What to produce - Identify and pull out each line of the entries in which "Peripheral" occurs.
━━━━━ Dataset
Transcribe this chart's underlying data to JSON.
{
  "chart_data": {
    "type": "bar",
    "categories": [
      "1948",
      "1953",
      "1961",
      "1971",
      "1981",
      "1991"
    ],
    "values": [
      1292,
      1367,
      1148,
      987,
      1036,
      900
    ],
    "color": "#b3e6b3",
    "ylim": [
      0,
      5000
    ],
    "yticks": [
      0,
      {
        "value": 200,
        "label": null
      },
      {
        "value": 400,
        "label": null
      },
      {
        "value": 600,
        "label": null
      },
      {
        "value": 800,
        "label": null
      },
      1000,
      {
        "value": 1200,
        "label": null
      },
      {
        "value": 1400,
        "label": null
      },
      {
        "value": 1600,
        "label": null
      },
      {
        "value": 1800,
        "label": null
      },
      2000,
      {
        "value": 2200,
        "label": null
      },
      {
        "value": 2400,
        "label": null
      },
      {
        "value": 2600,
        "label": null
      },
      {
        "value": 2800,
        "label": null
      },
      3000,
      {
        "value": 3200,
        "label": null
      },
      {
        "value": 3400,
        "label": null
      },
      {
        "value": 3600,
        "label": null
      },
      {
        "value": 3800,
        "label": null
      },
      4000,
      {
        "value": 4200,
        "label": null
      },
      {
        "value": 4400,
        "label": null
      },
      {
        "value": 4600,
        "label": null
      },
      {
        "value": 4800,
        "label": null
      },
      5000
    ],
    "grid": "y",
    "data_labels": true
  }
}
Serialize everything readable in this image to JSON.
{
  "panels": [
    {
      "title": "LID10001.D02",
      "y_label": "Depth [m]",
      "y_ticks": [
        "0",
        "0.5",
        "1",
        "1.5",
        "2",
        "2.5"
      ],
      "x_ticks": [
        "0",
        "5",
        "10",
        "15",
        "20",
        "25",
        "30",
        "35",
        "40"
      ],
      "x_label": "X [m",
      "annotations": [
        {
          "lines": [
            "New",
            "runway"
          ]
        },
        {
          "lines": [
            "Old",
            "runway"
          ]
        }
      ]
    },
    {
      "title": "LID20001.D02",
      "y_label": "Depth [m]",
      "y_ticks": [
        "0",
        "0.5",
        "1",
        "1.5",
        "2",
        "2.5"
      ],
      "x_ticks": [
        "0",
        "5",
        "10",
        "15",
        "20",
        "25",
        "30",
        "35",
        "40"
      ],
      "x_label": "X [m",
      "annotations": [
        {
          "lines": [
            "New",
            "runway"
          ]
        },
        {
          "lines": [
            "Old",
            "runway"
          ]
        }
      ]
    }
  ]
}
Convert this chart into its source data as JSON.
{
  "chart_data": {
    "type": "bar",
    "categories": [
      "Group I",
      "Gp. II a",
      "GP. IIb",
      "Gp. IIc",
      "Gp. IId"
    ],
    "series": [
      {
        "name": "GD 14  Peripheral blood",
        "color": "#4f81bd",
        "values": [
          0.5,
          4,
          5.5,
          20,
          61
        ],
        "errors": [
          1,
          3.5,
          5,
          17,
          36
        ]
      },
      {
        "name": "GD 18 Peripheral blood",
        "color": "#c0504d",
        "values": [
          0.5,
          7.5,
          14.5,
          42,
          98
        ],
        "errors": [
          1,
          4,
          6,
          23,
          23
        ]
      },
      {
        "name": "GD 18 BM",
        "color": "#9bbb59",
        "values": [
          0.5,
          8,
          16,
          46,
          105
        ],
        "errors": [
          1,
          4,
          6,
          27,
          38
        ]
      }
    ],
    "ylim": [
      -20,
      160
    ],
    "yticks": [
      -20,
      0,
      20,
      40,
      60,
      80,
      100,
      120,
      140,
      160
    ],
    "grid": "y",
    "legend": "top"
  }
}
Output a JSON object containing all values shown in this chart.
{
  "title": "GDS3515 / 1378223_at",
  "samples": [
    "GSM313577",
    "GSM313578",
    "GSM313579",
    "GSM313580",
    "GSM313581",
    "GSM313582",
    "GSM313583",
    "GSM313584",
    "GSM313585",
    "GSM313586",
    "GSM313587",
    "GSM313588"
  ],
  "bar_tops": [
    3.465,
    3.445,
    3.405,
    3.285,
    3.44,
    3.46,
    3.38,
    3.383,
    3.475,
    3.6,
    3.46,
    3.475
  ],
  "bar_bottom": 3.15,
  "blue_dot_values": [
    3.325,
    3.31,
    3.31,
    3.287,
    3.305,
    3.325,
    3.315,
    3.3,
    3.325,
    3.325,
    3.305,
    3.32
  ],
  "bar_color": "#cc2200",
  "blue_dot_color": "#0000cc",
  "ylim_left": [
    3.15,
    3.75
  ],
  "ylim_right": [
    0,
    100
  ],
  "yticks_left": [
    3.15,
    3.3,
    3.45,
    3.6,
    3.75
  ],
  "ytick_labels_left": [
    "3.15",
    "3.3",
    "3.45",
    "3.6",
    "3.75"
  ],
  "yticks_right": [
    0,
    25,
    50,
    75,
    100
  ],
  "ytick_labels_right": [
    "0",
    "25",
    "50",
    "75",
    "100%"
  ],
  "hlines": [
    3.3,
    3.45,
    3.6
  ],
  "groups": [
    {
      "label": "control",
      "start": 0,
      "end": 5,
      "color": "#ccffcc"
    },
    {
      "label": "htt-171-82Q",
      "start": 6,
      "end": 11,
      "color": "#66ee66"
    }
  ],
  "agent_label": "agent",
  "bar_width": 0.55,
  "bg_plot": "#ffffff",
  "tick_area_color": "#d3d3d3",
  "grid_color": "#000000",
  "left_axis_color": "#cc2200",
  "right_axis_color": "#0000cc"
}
━━━━━━━━━━
Expected answer -
        "name": "GD 14  Peripheral blood",
        "name": "GD 18 Peripheral blood",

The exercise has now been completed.